本文抜粋.
———

インディカー・シリーズ第7戦、第104回インディアナポリス500マイルレース(通称インディ500)は8月23日に行なわれ、レイホール・レターマン・ラニガン・レーシングの佐藤琢磨がトップでフィニッシュした。2017年の101回大会に続く自身2度目の優勝である。エンジンを供給するホンダにとっては3年ぶり13回目の優勝。琢磨は史上20人目の複数回(2回以上)優勝者となった。
TEXT◎世良耕太(SERA Kota) PHOTO◎INDYCAR
最高速が380km/hに達する、インディカーの車両概要を見ていこう。カーボンモノコックを核とするシャシーは2012年以降、イタリアのシャシーコンストラクター、ダラーラ(Dallara)のワンメイクだ。モデル名は「ダラーラIR-12」である。18年以降はこれに、「ダラーラIR-18エアロキット」を装着している。
エアロキットに含まれる前後のウイングには「スピードウェイ」用と「ショートオーバル/ロードコース」用の2種類がある。全長2.5マイル(約4km)のインディアナポリス・モータースピードウェイで使用するのはもちろん、スピードウェイだ(ほかに、テキサス戦で使用)。フロント、リヤウイングともに最高速を重視したシングルエレメントで、フロントの最小角度はマイナス1.50度、リヤは0〜マイナス9度の範囲で使うことが定められている。ショートオーバル/ロードコースはダウンフォースを重視しており、フロントウイングは3エレメント、リヤウイングは2エレメント構成だ。

———

データ内容.
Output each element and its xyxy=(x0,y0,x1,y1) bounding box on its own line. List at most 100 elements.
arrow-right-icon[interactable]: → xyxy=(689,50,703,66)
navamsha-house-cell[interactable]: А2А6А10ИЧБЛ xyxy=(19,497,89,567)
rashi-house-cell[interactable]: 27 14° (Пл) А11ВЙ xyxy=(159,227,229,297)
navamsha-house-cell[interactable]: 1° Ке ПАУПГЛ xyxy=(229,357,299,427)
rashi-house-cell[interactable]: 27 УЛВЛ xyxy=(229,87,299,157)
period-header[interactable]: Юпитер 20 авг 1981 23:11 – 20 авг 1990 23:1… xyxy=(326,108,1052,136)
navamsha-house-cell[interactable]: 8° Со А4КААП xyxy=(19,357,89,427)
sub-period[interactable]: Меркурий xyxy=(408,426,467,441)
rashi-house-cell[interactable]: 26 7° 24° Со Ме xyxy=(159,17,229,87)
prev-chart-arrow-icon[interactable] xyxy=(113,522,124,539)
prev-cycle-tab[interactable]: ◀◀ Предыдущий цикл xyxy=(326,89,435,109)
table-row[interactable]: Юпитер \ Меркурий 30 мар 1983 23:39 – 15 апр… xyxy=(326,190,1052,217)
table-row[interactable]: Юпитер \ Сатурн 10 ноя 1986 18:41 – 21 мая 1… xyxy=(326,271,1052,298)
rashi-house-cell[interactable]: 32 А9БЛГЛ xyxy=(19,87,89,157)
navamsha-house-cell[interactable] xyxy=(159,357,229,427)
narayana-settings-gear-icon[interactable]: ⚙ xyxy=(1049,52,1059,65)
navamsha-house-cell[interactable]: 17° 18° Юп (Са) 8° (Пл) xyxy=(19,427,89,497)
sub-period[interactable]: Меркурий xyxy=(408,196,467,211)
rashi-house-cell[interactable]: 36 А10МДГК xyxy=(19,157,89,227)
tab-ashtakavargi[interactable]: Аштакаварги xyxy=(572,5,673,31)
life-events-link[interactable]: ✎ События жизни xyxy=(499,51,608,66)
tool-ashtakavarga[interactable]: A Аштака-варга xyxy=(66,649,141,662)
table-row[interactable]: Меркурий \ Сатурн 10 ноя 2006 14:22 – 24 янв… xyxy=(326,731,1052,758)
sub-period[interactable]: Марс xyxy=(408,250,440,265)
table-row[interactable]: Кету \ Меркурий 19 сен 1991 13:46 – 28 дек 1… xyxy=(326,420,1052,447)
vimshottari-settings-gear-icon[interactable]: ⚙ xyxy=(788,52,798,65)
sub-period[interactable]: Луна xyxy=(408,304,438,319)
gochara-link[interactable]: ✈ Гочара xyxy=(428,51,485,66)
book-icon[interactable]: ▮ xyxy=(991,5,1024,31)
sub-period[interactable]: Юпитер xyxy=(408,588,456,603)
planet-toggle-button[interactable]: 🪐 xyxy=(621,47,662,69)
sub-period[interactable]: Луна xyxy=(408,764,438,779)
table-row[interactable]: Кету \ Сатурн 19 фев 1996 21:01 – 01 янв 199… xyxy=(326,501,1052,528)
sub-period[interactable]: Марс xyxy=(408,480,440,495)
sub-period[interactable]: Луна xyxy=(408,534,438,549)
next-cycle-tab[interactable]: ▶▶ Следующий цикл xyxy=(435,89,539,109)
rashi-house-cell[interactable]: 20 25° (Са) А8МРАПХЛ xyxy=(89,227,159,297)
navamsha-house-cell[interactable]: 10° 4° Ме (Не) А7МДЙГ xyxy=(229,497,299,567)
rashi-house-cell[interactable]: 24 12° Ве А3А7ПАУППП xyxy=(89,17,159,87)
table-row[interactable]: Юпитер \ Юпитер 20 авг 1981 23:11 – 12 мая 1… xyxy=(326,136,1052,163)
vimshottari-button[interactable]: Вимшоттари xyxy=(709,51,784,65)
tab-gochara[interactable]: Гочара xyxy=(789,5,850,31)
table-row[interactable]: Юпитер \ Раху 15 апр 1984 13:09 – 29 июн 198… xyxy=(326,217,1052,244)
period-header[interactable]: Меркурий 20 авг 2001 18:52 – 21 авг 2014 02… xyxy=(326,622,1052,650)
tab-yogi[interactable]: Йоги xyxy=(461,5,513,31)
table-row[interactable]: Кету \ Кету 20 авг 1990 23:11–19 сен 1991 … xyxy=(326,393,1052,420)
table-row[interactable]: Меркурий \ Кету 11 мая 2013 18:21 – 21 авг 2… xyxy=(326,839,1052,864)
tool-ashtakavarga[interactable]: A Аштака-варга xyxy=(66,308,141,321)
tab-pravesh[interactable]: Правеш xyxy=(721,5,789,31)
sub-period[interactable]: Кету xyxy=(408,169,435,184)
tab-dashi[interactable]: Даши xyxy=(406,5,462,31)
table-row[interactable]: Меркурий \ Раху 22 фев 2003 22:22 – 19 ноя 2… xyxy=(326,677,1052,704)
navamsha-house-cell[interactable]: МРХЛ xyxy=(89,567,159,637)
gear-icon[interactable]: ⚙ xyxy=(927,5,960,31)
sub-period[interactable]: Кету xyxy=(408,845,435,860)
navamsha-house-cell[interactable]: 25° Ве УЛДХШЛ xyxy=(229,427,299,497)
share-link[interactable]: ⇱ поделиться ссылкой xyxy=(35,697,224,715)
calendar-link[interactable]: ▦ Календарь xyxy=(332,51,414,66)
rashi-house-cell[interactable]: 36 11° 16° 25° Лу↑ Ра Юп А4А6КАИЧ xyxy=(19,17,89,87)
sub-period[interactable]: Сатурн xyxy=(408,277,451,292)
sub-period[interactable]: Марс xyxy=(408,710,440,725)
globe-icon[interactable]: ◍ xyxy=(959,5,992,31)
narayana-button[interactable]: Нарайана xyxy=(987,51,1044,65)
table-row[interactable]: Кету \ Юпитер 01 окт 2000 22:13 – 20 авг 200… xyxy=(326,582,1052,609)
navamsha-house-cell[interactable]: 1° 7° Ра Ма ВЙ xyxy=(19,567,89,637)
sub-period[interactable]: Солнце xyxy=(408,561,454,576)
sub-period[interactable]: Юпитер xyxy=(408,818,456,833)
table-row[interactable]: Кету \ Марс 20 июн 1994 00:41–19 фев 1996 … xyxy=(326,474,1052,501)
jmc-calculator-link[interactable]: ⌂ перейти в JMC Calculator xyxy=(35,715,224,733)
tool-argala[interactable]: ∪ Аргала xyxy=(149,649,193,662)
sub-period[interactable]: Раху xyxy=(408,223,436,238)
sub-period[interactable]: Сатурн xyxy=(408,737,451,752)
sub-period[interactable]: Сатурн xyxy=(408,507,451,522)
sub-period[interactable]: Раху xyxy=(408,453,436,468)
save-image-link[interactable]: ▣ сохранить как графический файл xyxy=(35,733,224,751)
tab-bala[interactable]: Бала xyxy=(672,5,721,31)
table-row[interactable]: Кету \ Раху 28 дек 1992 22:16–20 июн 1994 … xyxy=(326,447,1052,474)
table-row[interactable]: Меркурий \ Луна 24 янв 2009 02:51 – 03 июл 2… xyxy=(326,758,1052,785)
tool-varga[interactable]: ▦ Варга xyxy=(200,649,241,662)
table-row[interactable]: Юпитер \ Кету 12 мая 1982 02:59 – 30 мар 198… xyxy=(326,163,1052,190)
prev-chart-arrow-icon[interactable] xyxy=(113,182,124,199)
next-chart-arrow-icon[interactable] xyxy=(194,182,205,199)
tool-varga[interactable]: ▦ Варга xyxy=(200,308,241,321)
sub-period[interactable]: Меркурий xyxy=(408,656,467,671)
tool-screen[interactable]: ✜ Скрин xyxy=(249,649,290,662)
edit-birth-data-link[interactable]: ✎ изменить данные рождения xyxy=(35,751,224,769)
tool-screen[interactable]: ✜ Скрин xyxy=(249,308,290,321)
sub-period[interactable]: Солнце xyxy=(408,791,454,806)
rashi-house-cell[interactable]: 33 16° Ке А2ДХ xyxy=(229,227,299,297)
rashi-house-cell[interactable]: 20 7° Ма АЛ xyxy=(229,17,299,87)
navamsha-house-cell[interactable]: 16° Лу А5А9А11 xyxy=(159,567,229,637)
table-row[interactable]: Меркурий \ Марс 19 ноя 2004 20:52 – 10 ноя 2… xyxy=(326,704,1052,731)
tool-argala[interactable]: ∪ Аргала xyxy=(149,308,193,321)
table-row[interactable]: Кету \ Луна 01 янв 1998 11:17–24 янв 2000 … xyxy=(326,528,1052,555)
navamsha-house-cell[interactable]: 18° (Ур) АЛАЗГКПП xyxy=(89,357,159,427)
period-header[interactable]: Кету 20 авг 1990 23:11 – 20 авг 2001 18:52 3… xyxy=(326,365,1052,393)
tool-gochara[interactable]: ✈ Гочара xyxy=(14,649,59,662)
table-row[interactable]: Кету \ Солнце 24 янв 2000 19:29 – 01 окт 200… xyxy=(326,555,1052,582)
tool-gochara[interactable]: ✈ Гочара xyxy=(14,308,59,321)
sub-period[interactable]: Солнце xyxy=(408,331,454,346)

———

課題の目的. 本文抜粋の「TEXT◎世良耕太(SERA Kota) PHOTO◎INDYCAR」から「アロキット」を装着している。」までを、両端の語句も含めて一字一句変えずに書き写してください。

解答例.
TEXT◎世良耕太(SERA Kota) PHOTO◎INDYCAR
最高速が380km/hに達する、インディカーの車両概要を見ていこう。カーボンモノコックを核とするシャシーは2012年以降、イタリアのシャシーコンストラクター、ダラーラ(Dallara)のワンメイクだ。モデル名は「ダラーラIR-12」である。18年以降はこれに、「ダラーラIR-18エアロキット」を装着している。